Task brief:
Retype, word for word, every line starting at the line with "Decode this image" and ending with the final line of the entries; skip the pictures.

Listing:

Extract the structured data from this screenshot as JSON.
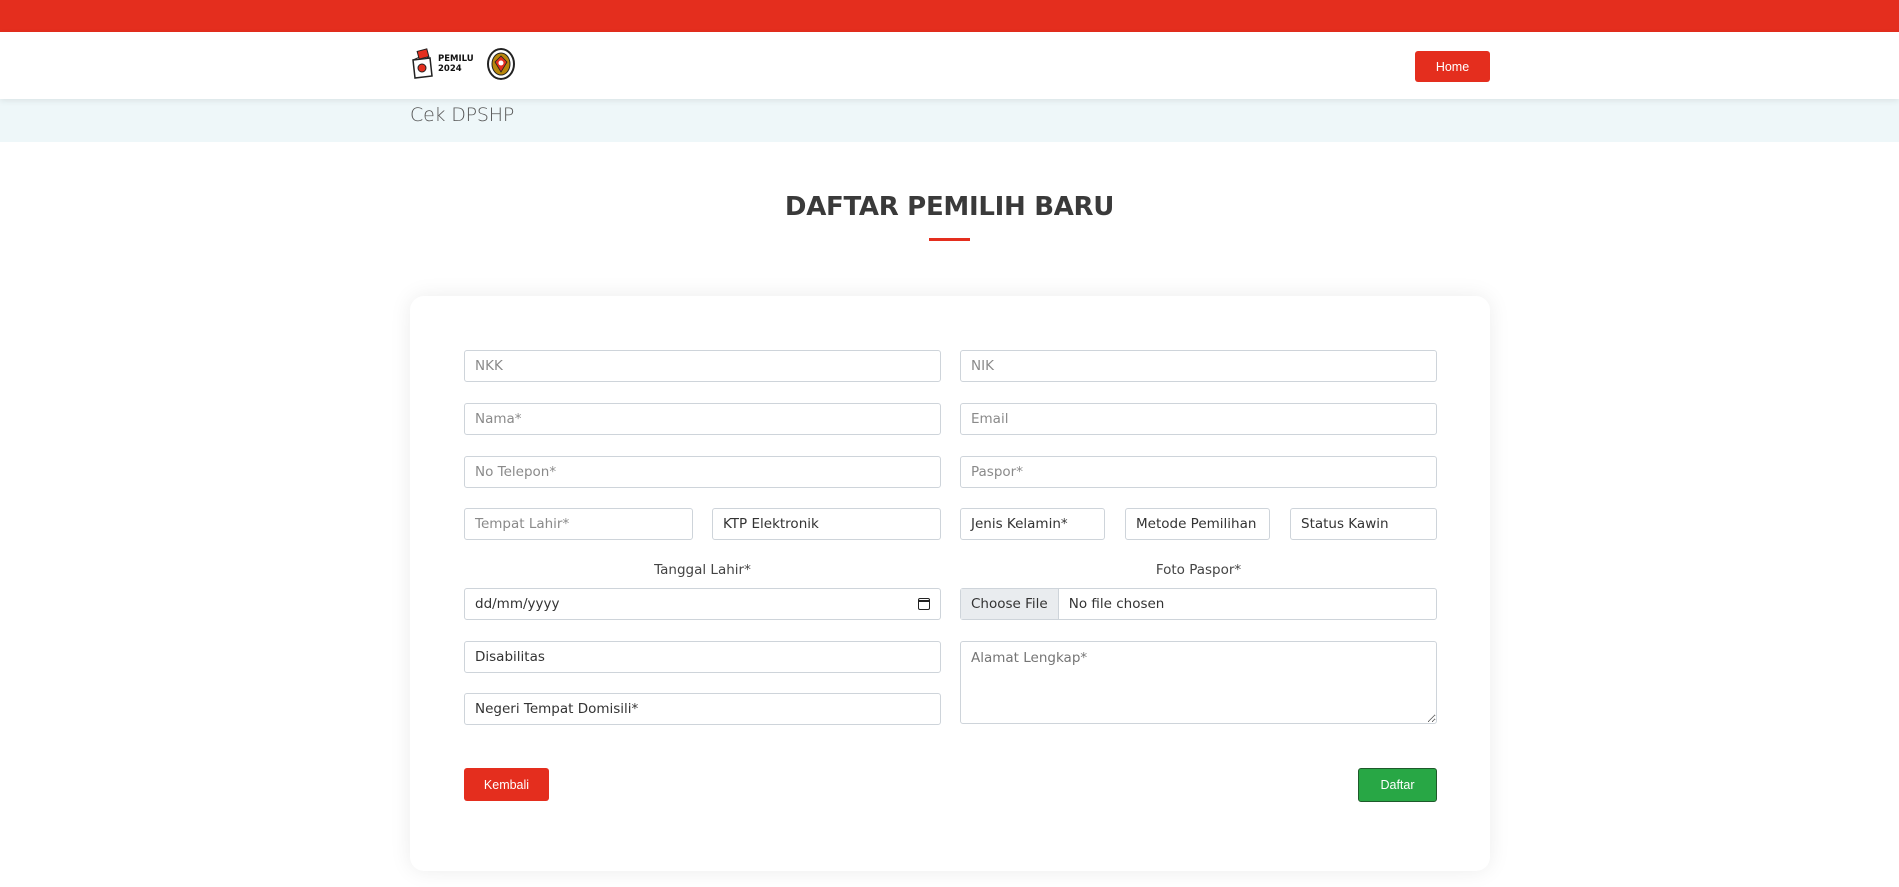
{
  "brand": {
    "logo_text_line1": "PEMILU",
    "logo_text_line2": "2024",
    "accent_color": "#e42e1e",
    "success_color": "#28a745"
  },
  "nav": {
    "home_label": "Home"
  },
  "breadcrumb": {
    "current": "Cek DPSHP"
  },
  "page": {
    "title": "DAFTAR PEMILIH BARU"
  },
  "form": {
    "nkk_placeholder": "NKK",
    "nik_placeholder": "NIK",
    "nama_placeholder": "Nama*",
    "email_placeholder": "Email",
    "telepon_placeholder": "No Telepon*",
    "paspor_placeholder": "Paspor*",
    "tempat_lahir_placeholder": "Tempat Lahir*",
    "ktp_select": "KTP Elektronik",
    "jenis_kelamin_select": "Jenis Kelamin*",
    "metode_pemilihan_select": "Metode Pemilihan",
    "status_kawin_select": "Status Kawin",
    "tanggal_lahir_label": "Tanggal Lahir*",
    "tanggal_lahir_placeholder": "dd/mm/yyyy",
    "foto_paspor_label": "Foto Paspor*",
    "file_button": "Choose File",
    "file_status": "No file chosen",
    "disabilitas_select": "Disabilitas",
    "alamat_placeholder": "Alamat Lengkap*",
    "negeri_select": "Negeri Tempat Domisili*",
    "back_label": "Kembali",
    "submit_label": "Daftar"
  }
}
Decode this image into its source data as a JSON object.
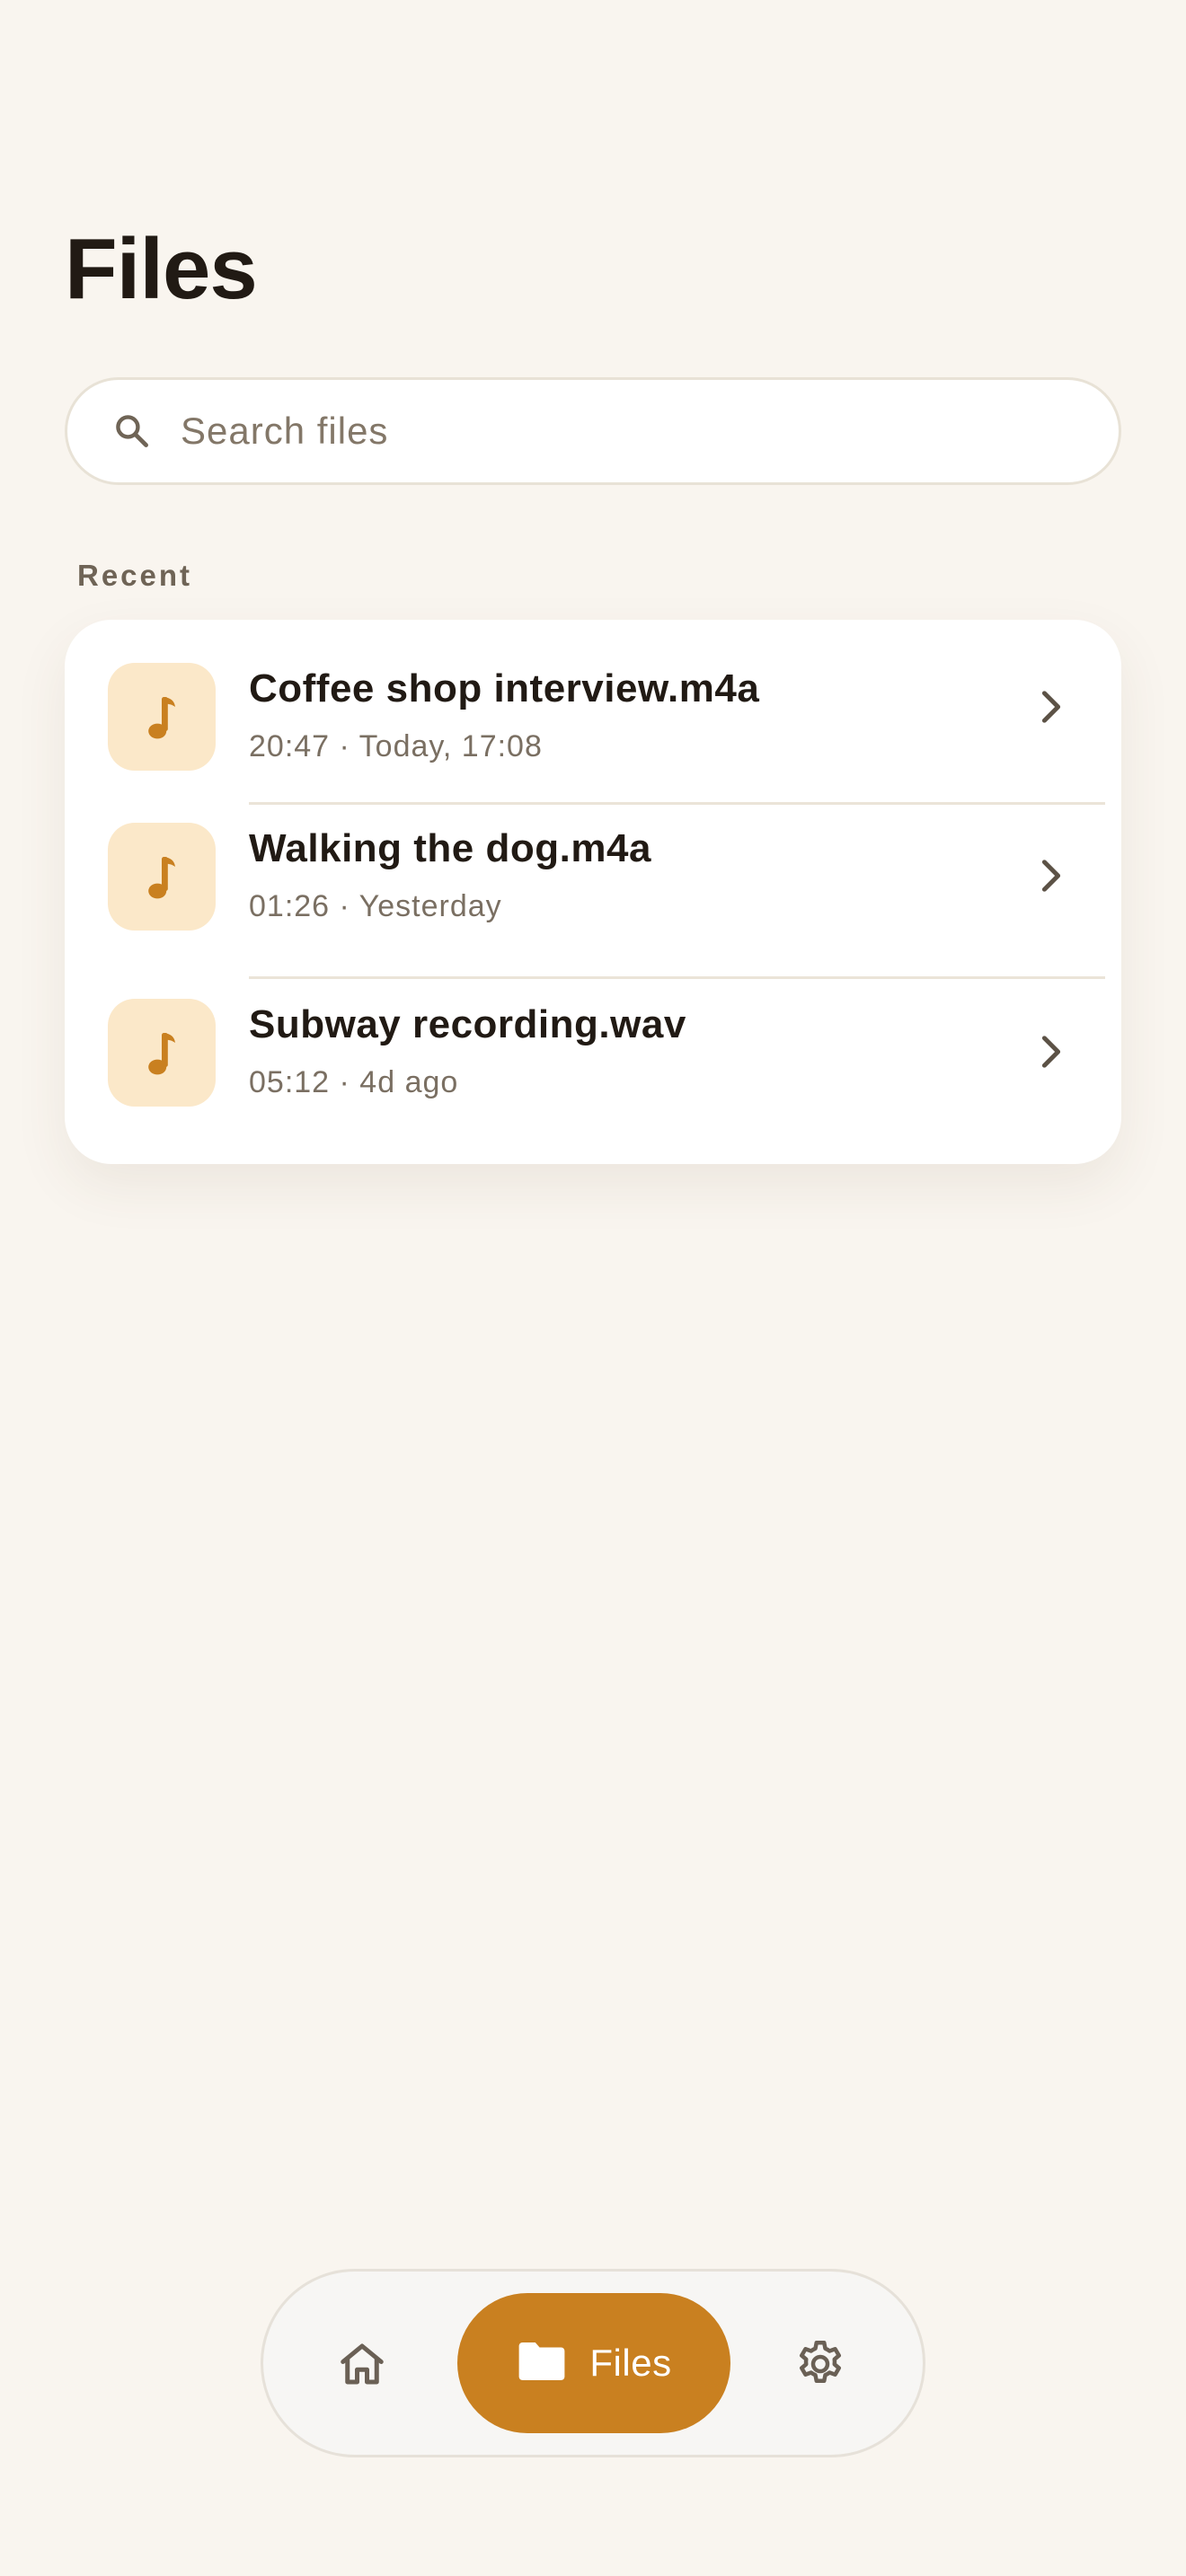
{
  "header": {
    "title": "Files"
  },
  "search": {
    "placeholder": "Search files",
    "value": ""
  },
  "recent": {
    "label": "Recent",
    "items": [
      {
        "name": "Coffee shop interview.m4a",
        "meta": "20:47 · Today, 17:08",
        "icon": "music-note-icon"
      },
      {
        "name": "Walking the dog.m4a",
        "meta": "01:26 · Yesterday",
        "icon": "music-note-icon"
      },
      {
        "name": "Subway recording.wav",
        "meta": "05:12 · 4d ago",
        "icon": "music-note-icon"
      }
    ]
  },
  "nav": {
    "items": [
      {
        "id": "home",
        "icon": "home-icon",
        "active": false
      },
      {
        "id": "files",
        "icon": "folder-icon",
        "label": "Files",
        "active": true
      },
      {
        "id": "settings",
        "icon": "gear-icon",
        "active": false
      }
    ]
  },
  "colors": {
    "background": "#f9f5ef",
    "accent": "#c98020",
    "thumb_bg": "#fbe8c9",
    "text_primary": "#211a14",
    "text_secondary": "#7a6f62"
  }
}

Exercise answer:
Decode this image into its source data as a JSON object.
{
  "header": {
    "title": "Files"
  },
  "search": {
    "placeholder": "Search files",
    "value": ""
  },
  "recent": {
    "label": "Recent",
    "items": [
      {
        "name": "Coffee shop interview.m4a",
        "meta": "20:47 · Today, 17:08",
        "icon": "music-note-icon"
      },
      {
        "name": "Walking the dog.m4a",
        "meta": "01:26 · Yesterday",
        "icon": "music-note-icon"
      },
      {
        "name": "Subway recording.wav",
        "meta": "05:12 · 4d ago",
        "icon": "music-note-icon"
      }
    ]
  },
  "nav": {
    "items": [
      {
        "id": "home",
        "icon": "home-icon",
        "active": false
      },
      {
        "id": "files",
        "icon": "folder-icon",
        "label": "Files",
        "active": true
      },
      {
        "id": "settings",
        "icon": "gear-icon",
        "active": false
      }
    ]
  },
  "colors": {
    "background": "#f9f5ef",
    "accent": "#c98020",
    "thumb_bg": "#fbe8c9",
    "text_primary": "#211a14",
    "text_secondary": "#7a6f62"
  }
}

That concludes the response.